Stored data entries
-------------------------
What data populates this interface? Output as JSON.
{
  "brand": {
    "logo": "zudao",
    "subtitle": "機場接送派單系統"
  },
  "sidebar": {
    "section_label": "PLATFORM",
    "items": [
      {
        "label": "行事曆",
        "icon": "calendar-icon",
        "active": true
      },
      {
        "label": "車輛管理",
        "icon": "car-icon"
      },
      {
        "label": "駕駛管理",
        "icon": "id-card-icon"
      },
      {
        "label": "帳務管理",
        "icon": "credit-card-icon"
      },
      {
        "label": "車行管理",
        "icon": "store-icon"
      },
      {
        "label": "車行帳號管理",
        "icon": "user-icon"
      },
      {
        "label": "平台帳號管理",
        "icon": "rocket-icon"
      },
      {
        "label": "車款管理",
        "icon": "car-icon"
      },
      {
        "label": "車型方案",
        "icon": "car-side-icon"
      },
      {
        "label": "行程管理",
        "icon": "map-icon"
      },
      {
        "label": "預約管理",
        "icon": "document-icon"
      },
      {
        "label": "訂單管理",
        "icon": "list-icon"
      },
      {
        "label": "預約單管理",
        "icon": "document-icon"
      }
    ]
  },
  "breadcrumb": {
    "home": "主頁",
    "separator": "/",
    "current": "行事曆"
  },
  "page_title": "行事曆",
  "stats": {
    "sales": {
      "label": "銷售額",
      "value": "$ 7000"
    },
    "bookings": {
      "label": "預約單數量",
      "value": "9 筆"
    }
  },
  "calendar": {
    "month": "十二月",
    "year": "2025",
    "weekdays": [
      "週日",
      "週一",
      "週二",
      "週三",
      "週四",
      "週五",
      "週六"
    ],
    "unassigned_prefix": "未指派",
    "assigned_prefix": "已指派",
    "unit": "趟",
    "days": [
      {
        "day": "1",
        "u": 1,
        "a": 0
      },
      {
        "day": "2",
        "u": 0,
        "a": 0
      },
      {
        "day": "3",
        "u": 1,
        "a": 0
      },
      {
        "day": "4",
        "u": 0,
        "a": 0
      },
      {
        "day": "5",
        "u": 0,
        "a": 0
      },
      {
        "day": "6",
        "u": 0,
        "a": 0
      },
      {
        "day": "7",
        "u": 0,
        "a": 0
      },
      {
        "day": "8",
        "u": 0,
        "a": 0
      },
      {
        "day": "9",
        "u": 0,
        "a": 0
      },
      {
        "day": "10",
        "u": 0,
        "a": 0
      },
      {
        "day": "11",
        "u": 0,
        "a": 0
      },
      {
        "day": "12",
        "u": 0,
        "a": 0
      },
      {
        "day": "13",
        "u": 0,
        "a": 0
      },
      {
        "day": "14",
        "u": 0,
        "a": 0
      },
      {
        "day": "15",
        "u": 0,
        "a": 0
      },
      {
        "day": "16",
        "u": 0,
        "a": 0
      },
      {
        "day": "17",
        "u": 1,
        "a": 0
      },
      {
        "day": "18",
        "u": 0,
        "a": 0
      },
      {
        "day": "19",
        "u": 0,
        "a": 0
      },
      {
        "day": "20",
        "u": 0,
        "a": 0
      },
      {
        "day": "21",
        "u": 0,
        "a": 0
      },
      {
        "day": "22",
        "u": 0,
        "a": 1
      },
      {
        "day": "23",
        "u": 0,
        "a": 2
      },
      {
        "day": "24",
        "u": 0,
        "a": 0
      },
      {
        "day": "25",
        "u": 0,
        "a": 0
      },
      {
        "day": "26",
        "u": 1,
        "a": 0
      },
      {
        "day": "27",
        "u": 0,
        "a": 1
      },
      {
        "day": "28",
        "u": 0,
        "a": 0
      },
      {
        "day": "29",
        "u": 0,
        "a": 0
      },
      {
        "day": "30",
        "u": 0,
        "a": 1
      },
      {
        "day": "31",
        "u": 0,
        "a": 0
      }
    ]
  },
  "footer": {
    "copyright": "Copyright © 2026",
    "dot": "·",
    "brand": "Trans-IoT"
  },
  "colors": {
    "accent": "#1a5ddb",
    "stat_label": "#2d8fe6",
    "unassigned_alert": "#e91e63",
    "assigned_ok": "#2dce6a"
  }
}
-------------------------
- What needs to be done -
Restate every record exactly, leaving nothing out.

- Answer to this problem -
What data populates this interface? Output as JSON.
{
  "brand": {
    "logo": "zudao",
    "subtitle": "機場接送派單系統"
  },
  "sidebar": {
    "section_label": "PLATFORM",
    "items": [
      {
        "label": "行事曆",
        "icon": "calendar-icon",
        "active": true
      },
      {
        "label": "車輛管理",
        "icon": "car-icon"
      },
      {
        "label": "駕駛管理",
        "icon": "id-card-icon"
      },
      {
        "label": "帳務管理",
        "icon": "credit-card-icon"
      },
      {
        "label": "車行管理",
        "icon": "store-icon"
      },
      {
        "label": "車行帳號管理",
        "icon": "user-icon"
      },
      {
        "label": "平台帳號管理",
        "icon": "rocket-icon"
      },
      {
        "label": "車款管理",
        "icon": "car-icon"
      },
      {
        "label": "車型方案",
        "icon": "car-side-icon"
      },
      {
        "label": "行程管理",
        "icon": "map-icon"
      },
      {
        "label": "預約管理",
        "icon": "document-icon"
      },
      {
        "label": "訂單管理",
        "icon": "list-icon"
      },
      {
        "label": "預約單管理",
        "icon": "document-icon"
      }
    ]
  },
  "breadcrumb": {
    "home": "主頁",
    "separator": "/",
    "current": "行事曆"
  },
  "page_title": "行事曆",
  "stats": {
    "sales": {
      "label": "銷售額",
      "value": "$ 7000"
    },
    "bookings": {
      "label": "預約單數量",
      "value": "9 筆"
    }
  },
  "calendar": {
    "month": "十二月",
    "year": "2025",
    "weekdays": [
      "週日",
      "週一",
      "週二",
      "週三",
      "週四",
      "週五",
      "週六"
    ],
    "unassigned_prefix": "未指派",
    "assigned_prefix": "已指派",
    "unit": "趟",
    "days": [
      {
        "day": "1",
        "u": 1,
        "a": 0
      },
      {
        "day": "2",
        "u": 0,
        "a": 0
      },
      {
        "day": "3",
        "u": 1,
        "a": 0
      },
      {
        "day": "4",
        "u": 0,
        "a": 0
      },
      {
        "day": "5",
        "u": 0,
        "a": 0
      },
      {
        "day": "6",
        "u": 0,
        "a": 0
      },
      {
        "day": "7",
        "u": 0,
        "a": 0
      },
      {
        "day": "8",
        "u": 0,
        "a": 0
      },
      {
        "day": "9",
        "u": 0,
        "a": 0
      },
      {
        "day": "10",
        "u": 0,
        "a": 0
      },
      {
        "day": "11",
        "u": 0,
        "a": 0
      },
      {
        "day": "12",
        "u": 0,
        "a": 0
      },
      {
        "day": "13",
        "u": 0,
        "a": 0
      },
      {
        "day": "14",
        "u": 0,
        "a": 0
      },
      {
        "day": "15",
        "u": 0,
        "a": 0
      },
      {
        "day": "16",
        "u": 0,
        "a": 0
      },
      {
        "day": "17",
        "u": 1,
        "a": 0
      },
      {
        "day": "18",
        "u": 0,
        "a": 0
      },
      {
        "day": "19",
        "u": 0,
        "a": 0
      },
      {
        "day": "20",
        "u": 0,
        "a": 0
      },
      {
        "day": "21",
        "u": 0,
        "a": 0
      },
      {
        "day": "22",
        "u": 0,
        "a": 1
      },
      {
        "day": "23",
        "u": 0,
        "a": 2
      },
      {
        "day": "24",
        "u": 0,
        "a": 0
      },
      {
        "day": "25",
        "u": 0,
        "a": 0
      },
      {
        "day": "26",
        "u": 1,
        "a": 0
      },
      {
        "day": "27",
        "u": 0,
        "a": 1
      },
      {
        "day": "28",
        "u": 0,
        "a": 0
      },
      {
        "day": "29",
        "u": 0,
        "a": 0
      },
      {
        "day": "30",
        "u": 0,
        "a": 1
      },
      {
        "day": "31",
        "u": 0,
        "a": 0
      }
    ]
  },
  "footer": {
    "copyright": "Copyright © 2026",
    "dot": "·",
    "brand": "Trans-IoT"
  },
  "colors": {
    "accent": "#1a5ddb",
    "stat_label": "#2d8fe6",
    "unassigned_alert": "#e91e63",
    "assigned_ok": "#2dce6a"
  }
}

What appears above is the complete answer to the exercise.